◆ EXERCISE INSTRUCTIONS:
Locate all lines with the word "this". Copy them.

◆ PROVIDED RECORDS:
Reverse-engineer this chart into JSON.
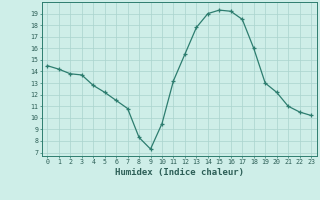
{
  "x": [
    0,
    1,
    2,
    3,
    4,
    5,
    6,
    7,
    8,
    9,
    10,
    11,
    12,
    13,
    14,
    15,
    16,
    17,
    18,
    19,
    20,
    21,
    22,
    23
  ],
  "y": [
    14.5,
    14.2,
    13.8,
    13.7,
    12.8,
    12.2,
    11.5,
    10.8,
    8.3,
    7.3,
    9.5,
    13.2,
    15.5,
    17.8,
    19.0,
    19.3,
    19.2,
    18.5,
    16.0,
    13.0,
    12.2,
    11.0,
    10.5,
    10.2
  ],
  "xlabel": "Humidex (Indice chaleur)",
  "ylim": [
    6.7,
    20.0
  ],
  "xlim": [
    -0.5,
    23.5
  ],
  "yticks": [
    7,
    8,
    9,
    10,
    11,
    12,
    13,
    14,
    15,
    16,
    17,
    18,
    19
  ],
  "xticks": [
    0,
    1,
    2,
    3,
    4,
    5,
    6,
    7,
    8,
    9,
    10,
    11,
    12,
    13,
    14,
    15,
    16,
    17,
    18,
    19,
    20,
    21,
    22,
    23
  ],
  "line_color": "#2d7d6f",
  "bg_color": "#ceeee8",
  "grid_color": "#aad4ce",
  "tick_color": "#2d5f57",
  "xlabel_color": "#2d5f57"
}
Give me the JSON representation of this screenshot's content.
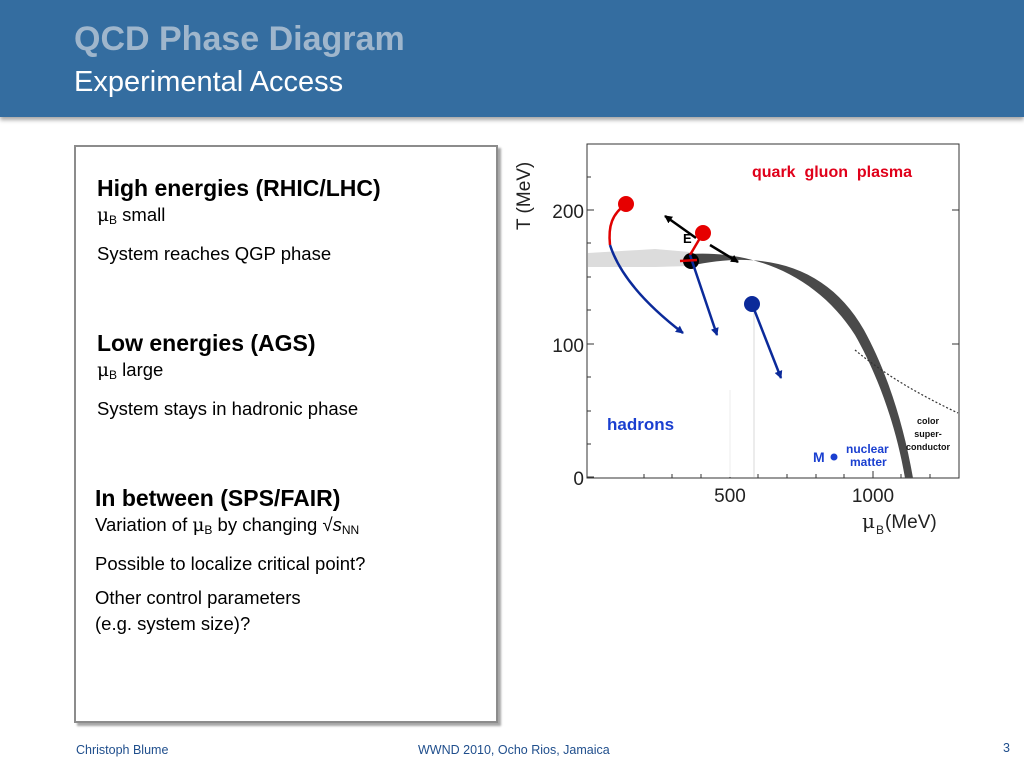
{
  "header": {
    "title": "QCD Phase Diagram",
    "subtitle": "Experimental Access"
  },
  "sections": {
    "high": {
      "heading": "High energies (RHIC/LHC)",
      "mu_symbol": "μ",
      "mu_sub": "B",
      "mu_text": " small",
      "line2": "System reaches QGP phase"
    },
    "low": {
      "heading": "Low energies (AGS)",
      "mu_symbol": "μ",
      "mu_sub": "B",
      "mu_text": " large",
      "line2": "System stays in hadronic phase"
    },
    "between": {
      "heading": "In between (SPS/FAIR)",
      "line1_prefix": "Variation of ",
      "mu_symbol": "μ",
      "mu_sub": "B",
      "line1_mid": " by changing √",
      "s_symbol": "s",
      "s_sub": "NN",
      "line2": "Possible to localize critical point?",
      "line3a": "Other control parameters",
      "line3b": "(e.g. system size)?"
    }
  },
  "diagram": {
    "ylabel": "T (MeV)",
    "xlabel_mu": "μ",
    "xlabel_sub": "B",
    "xlabel_unit": " (MeV)",
    "yticks": [
      "200",
      "100",
      "0"
    ],
    "xticks": [
      "500",
      "1000"
    ],
    "label_qgp": "quark  gluon  plasma",
    "label_hadrons": "hadrons",
    "label_color_1": "color",
    "label_color_2": "super-",
    "label_color_3": "conductor",
    "label_M": "M",
    "label_nuclear_1": "nuclear",
    "label_nuclear_2": "matter",
    "label_E": "E",
    "colors": {
      "qgp_text": "#e0001a",
      "hadrons_text": "#1a3fd0",
      "trajectory_red": "#e00000",
      "trajectory_blue": "#0b2a9a",
      "phase_line": "#4a4a4a"
    }
  },
  "footer": {
    "author": "Christoph Blume",
    "event": "WWND 2010, Ocho Rios, Jamaica",
    "page": "3"
  }
}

◆ FINAL RESULT:
Reverse-engineer this chart into JSON.
Give me the JSON representation of this screenshot's content.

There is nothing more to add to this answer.